### TASK INSTRUCTIONS
Print all the data, keeping every line exactly as it is.

** begin SOURCE DATA **

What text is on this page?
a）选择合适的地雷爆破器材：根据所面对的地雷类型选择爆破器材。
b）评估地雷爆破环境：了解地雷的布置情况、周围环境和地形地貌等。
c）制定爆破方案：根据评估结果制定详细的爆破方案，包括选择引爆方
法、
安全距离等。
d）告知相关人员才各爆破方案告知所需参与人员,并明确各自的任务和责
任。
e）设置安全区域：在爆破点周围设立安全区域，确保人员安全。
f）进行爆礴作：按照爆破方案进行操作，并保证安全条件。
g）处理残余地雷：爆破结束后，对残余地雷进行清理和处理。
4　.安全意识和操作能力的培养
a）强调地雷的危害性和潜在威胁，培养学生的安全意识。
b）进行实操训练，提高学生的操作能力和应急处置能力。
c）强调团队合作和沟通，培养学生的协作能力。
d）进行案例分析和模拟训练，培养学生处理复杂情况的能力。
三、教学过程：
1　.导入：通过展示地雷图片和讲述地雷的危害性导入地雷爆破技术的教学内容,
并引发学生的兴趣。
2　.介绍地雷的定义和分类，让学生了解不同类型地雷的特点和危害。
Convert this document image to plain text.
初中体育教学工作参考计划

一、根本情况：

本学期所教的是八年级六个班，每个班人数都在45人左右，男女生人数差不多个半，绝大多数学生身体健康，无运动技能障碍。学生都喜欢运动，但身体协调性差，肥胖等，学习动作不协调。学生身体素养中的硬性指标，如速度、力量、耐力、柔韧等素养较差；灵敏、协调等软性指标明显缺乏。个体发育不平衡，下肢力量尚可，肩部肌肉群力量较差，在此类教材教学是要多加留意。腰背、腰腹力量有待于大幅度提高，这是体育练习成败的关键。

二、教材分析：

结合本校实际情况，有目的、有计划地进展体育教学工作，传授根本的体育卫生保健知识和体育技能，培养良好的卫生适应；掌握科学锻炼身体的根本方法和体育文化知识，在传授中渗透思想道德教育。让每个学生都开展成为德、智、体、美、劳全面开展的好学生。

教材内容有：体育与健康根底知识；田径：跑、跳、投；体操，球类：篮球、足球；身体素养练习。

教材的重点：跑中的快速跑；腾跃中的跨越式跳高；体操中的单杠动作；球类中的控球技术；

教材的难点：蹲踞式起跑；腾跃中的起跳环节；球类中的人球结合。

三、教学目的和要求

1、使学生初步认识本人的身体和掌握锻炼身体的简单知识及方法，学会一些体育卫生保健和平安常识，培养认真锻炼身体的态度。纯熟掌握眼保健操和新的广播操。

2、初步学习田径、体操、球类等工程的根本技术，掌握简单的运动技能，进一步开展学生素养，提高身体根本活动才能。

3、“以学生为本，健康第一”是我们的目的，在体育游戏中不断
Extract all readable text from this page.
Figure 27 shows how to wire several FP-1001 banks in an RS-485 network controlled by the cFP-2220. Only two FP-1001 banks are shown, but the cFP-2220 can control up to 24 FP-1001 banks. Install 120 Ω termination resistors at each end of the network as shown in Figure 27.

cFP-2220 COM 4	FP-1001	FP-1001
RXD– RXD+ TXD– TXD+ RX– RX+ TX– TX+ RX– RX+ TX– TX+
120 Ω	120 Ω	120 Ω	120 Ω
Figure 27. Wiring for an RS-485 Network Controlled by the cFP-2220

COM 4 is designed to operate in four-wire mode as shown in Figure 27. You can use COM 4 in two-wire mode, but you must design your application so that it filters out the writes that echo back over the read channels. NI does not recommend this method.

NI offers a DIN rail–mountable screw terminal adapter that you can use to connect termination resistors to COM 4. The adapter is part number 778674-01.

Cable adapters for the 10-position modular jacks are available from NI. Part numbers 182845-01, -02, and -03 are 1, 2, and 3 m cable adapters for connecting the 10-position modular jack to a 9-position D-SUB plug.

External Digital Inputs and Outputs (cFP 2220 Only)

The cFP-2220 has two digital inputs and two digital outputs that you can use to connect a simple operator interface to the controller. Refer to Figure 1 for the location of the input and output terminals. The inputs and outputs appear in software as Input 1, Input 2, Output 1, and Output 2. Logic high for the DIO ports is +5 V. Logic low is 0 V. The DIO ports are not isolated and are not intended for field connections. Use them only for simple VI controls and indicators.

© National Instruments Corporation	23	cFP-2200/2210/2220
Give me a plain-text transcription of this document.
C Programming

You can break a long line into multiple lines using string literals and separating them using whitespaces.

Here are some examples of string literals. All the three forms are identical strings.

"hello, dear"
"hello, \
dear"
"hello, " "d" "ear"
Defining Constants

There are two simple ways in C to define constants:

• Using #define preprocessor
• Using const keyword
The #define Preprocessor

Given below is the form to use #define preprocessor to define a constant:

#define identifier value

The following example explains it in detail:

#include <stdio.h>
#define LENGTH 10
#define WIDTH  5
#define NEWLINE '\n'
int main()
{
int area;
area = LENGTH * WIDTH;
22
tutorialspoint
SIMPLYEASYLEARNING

** end SOURCE DATA **

### OUTPUT BELOW
What text is on this page?
a）选择合适的地雷爆破器材：根据所面对的地雷类型选择爆破器材。
b）评估地雷爆破环境：了解地雷的布置情况、周围环境和地形地貌等。
c）制定爆破方案：根据评估结果制定详细的爆破方案，包括选择引爆方
法、
安全距离等。
d）告知相关人员才各爆破方案告知所需参与人员,并明确各自的任务和责
任。
e）设置安全区域：在爆破点周围设立安全区域，确保人员安全。
f）进行爆礴作：按照爆破方案进行操作，并保证安全条件。
g）处理残余地雷：爆破结束后，对残余地雷进行清理和处理。
4　.安全意识和操作能力的培养
a）强调地雷的危害性和潜在威胁，培养学生的安全意识。
b）进行实操训练，提高学生的操作能力和应急处置能力。
c）强调团队合作和沟通，培养学生的协作能力。
d）进行案例分析和模拟训练，培养学生处理复杂情况的能力。
三、教学过程：
1　.导入：通过展示地雷图片和讲述地雷的危害性导入地雷爆破技术的教学内容,
并引发学生的兴趣。
2　.介绍地雷的定义和分类，让学生了解不同类型地雷的特点和危害。
Convert this document image to plain text.
初中体育教学工作参考计划

一、根本情况：

本学期所教的是八年级六个班，每个班人数都在45人左右，男女生人数差不多个半，绝大多数学生身体健康，无运动技能障碍。学生都喜欢运动，但身体协调性差，肥胖等，学习动作不协调。学生身体素养中的硬性指标，如速度、力量、耐力、柔韧等素养较差；灵敏、协调等软性指标明显缺乏。个体发育不平衡，下肢力量尚可，肩部肌肉群力量较差，在此类教材教学是要多加留意。腰背、腰腹力量有待于大幅度提高，这是体育练习成败的关键。

二、教材分析：

结合本校实际情况，有目的、有计划地进展体育教学工作，传授根本的体育卫生保健知识和体育技能，培养良好的卫生适应；掌握科学锻炼身体的根本方法和体育文化知识，在传授中渗透思想道德教育。让每个学生都开展成为德、智、体、美、劳全面开展的好学生。

教材内容有：体育与健康根底知识；田径：跑、跳、投；体操，球类：篮球、足球；身体素养练习。

教材的重点：跑中的快速跑；腾跃中的跨越式跳高；体操中的单杠动作；球类中的控球技术；

教材的难点：蹲踞式起跑；腾跃中的起跳环节；球类中的人球结合。

三、教学目的和要求

1、使学生初步认识本人的身体和掌握锻炼身体的简单知识及方法，学会一些体育卫生保健和平安常识，培养认真锻炼身体的态度。纯熟掌握眼保健操和新的广播操。

2、初步学习田径、体操、球类等工程的根本技术，掌握简单的运动技能，进一步开展学生素养，提高身体根本活动才能。

3、“以学生为本，健康第一”是我们的目的，在体育游戏中不断
Extract all readable text from this page.
Figure 27 shows how to wire several FP-1001 banks in an RS-485 network controlled by the cFP-2220. Only two FP-1001 banks are shown, but the cFP-2220 can control up to 24 FP-1001 banks. Install 120 Ω termination resistors at each end of the network as shown in Figure 27.

cFP-2220 COM 4	FP-1001	FP-1001
RXD– RXD+ TXD– TXD+ RX– RX+ TX– TX+ RX– RX+ TX– TX+
120 Ω	120 Ω	120 Ω	120 Ω
Figure 27. Wiring for an RS-485 Network Controlled by the cFP-2220

COM 4 is designed to operate in four-wire mode as shown in Figure 27. You can use COM 4 in two-wire mode, but you must design your application so that it filters out the writes that echo back over the read channels. NI does not recommend this method.

NI offers a DIN rail–mountable screw terminal adapter that you can use to connect termination resistors to COM 4. The adapter is part number 778674-01.

Cable adapters for the 10-position modular jacks are available from NI. Part numbers 182845-01, -02, and -03 are 1, 2, and 3 m cable adapters for connecting the 10-position modular jack to a 9-position D-SUB plug.

External Digital Inputs and Outputs (cFP 2220 Only)

The cFP-2220 has two digital inputs and two digital outputs that you can use to connect a simple operator interface to the controller. Refer to Figure 1 for the location of the input and output terminals. The inputs and outputs appear in software as Input 1, Input 2, Output 1, and Output 2. Logic high for the DIO ports is +5 V. Logic low is 0 V. The DIO ports are not isolated and are not intended for field connections. Use them only for simple VI controls and indicators.

© National Instruments Corporation	23	cFP-2200/2210/2220
Give me a plain-text transcription of this document.
C Programming

You can break a long line into multiple lines using string literals and separating them using whitespaces.

Here are some examples of string literals. All the three forms are identical strings.

"hello, dear"
"hello, \
dear"
"hello, " "d" "ear"
Defining Constants

There are two simple ways in C to define constants:

• Using #define preprocessor
• Using const keyword
The #define Preprocessor

Given below is the form to use #define preprocessor to define a constant:

#define identifier value

The following example explains it in detail:

#include <stdio.h>
#define LENGTH 10
#define WIDTH  5
#define NEWLINE '\n'
int main()
{
int area;
area = LENGTH * WIDTH;
22
tutorialspoint
SIMPLYEASYLEARNING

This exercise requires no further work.